◆ **Task requirements**:
Each line that includes "JSON" counts once; give the total and nothing besides.

— start —

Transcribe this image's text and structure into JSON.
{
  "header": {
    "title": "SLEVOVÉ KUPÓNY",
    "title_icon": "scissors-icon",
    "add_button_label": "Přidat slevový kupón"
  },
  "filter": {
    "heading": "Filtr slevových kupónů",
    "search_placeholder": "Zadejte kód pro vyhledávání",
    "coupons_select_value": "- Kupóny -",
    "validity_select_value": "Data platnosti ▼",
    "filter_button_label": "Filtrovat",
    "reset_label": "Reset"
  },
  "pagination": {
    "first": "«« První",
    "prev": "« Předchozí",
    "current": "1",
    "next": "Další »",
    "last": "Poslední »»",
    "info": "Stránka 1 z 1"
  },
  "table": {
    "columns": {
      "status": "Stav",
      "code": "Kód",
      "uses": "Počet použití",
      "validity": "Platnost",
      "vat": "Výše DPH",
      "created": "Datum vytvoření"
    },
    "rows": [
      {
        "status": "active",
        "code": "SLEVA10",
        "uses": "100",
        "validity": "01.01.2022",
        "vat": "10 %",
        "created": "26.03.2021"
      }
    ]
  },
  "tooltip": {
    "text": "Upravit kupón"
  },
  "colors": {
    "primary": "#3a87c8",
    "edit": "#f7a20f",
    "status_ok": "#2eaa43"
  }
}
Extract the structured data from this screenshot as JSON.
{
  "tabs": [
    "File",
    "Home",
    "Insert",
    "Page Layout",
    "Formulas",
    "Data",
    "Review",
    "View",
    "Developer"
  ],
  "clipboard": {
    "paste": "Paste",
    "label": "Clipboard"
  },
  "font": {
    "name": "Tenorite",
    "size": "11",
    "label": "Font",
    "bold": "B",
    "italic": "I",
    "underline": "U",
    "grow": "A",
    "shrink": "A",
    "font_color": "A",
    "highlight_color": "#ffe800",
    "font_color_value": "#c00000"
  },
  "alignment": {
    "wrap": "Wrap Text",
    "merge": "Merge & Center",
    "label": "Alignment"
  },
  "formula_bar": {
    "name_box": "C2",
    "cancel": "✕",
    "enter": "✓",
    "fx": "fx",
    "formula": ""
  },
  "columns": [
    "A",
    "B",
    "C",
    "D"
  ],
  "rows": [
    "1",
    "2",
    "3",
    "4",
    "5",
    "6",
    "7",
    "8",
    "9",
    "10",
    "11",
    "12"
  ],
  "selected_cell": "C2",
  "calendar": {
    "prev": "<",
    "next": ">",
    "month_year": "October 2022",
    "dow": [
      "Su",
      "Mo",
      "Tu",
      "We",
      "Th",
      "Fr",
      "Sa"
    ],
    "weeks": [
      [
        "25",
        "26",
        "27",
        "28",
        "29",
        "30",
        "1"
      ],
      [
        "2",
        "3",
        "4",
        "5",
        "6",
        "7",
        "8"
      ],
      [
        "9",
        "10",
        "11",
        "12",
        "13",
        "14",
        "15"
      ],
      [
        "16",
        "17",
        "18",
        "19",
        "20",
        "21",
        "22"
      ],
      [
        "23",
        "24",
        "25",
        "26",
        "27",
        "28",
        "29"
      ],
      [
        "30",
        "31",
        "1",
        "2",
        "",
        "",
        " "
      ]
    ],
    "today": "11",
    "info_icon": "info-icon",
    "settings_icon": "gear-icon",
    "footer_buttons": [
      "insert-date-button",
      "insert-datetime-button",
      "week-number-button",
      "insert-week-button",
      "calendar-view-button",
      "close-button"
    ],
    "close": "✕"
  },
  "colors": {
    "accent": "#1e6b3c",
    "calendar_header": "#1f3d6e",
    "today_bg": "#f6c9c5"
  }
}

— end —

◆ **Task solution**:
2